**** Provided records

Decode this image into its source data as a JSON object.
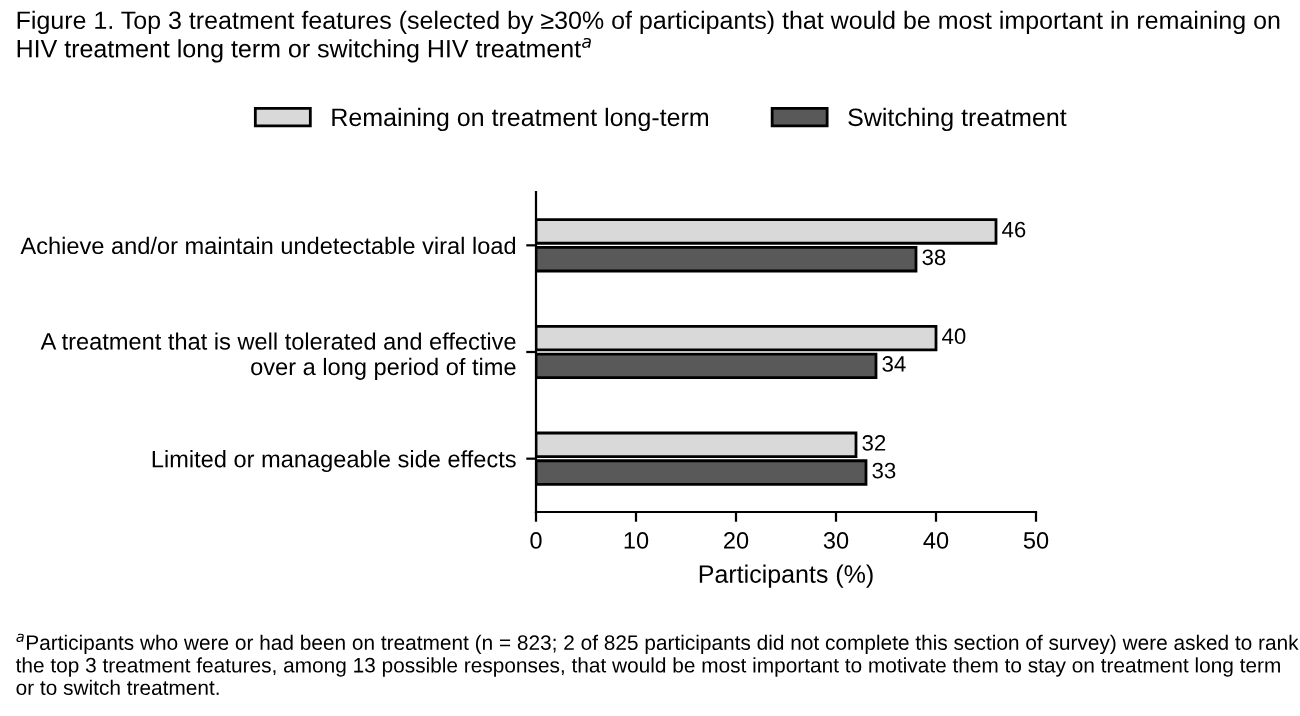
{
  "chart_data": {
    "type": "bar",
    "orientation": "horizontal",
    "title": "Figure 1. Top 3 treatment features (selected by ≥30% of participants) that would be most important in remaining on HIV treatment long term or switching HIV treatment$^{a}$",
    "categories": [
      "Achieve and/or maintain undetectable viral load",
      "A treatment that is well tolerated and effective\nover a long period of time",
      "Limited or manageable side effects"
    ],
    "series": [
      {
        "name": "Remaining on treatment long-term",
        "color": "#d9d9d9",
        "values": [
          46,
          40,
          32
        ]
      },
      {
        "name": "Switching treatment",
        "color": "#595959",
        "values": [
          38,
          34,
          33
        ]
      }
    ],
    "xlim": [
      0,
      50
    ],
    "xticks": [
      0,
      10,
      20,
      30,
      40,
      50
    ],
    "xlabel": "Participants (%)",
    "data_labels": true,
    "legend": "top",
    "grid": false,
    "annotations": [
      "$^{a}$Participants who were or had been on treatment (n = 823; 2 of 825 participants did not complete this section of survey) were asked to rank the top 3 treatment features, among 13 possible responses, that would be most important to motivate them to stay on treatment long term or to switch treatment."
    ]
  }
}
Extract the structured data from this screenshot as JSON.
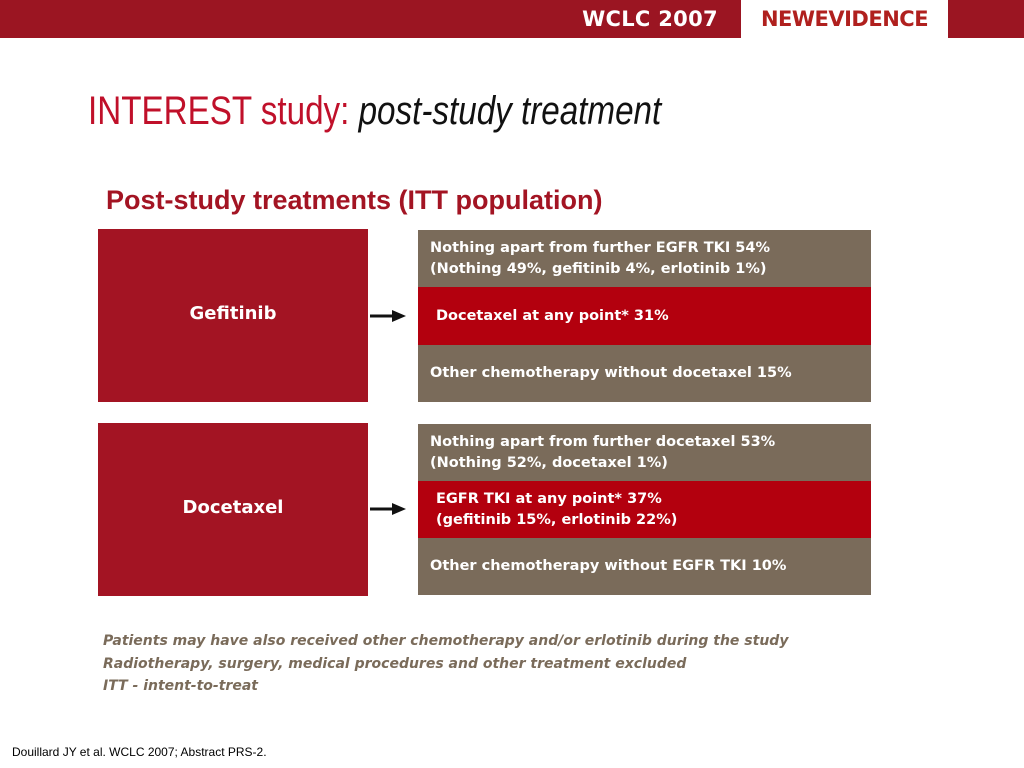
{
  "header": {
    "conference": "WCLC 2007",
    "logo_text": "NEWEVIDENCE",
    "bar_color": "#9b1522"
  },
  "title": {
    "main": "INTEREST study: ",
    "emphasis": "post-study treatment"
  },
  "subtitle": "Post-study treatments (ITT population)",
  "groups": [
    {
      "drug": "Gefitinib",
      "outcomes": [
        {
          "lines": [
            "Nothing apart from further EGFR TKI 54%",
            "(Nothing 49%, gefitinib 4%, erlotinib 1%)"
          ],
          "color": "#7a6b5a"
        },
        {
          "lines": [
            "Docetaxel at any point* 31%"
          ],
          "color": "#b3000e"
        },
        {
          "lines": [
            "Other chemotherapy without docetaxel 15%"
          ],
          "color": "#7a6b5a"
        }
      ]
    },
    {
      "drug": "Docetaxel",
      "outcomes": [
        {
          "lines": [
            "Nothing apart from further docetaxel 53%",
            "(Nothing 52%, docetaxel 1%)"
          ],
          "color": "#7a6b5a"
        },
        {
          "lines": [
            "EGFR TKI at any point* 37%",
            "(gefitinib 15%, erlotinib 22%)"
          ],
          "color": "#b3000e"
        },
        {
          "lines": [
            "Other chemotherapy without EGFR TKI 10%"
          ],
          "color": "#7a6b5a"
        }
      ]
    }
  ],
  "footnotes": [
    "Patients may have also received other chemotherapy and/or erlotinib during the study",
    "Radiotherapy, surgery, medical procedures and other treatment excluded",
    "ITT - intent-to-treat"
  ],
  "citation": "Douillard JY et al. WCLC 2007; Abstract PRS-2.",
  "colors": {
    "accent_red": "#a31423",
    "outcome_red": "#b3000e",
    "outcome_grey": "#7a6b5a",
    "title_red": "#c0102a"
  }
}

********
**** Provided records

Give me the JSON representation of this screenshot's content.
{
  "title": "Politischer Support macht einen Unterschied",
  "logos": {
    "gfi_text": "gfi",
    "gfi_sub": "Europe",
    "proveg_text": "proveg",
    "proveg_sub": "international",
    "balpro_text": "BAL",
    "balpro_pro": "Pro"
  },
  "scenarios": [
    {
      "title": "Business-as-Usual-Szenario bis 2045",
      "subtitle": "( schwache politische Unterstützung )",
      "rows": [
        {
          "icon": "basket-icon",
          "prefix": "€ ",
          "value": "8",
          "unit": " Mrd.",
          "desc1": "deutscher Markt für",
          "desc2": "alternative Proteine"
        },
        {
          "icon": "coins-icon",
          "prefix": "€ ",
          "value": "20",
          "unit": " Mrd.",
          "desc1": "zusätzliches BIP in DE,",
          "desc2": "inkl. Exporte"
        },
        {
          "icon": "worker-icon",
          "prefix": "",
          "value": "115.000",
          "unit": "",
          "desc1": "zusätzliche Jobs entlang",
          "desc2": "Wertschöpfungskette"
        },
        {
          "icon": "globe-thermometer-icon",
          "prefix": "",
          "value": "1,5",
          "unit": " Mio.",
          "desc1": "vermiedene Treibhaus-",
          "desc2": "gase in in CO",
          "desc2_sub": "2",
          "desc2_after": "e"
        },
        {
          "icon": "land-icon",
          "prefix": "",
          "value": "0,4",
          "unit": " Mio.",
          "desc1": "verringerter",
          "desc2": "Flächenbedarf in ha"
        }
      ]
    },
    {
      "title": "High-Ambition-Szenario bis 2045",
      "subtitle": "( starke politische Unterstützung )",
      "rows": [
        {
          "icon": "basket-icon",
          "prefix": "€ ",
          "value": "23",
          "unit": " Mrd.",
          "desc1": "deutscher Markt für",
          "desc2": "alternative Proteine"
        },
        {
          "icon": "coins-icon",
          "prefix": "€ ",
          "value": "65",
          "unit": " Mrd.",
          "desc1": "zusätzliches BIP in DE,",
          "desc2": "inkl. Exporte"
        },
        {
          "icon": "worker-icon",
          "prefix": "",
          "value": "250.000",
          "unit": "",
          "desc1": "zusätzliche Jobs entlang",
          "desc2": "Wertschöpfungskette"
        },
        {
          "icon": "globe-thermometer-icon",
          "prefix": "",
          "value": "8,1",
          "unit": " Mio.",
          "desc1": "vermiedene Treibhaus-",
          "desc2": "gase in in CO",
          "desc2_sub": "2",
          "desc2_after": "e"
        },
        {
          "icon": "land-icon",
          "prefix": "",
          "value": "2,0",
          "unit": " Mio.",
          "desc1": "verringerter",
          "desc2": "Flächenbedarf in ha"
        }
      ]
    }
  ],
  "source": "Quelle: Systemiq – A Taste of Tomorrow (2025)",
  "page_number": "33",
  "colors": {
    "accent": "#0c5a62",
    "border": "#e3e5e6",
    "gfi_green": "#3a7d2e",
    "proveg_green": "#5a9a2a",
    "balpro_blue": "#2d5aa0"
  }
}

********

▶ _What to work on_: When a line in the listing has the word "without", return that line.

▶ _Output of the task_:
            "Other chemotherapy without docetaxel 15%"
            "Other chemotherapy without EGFR TKI 10%"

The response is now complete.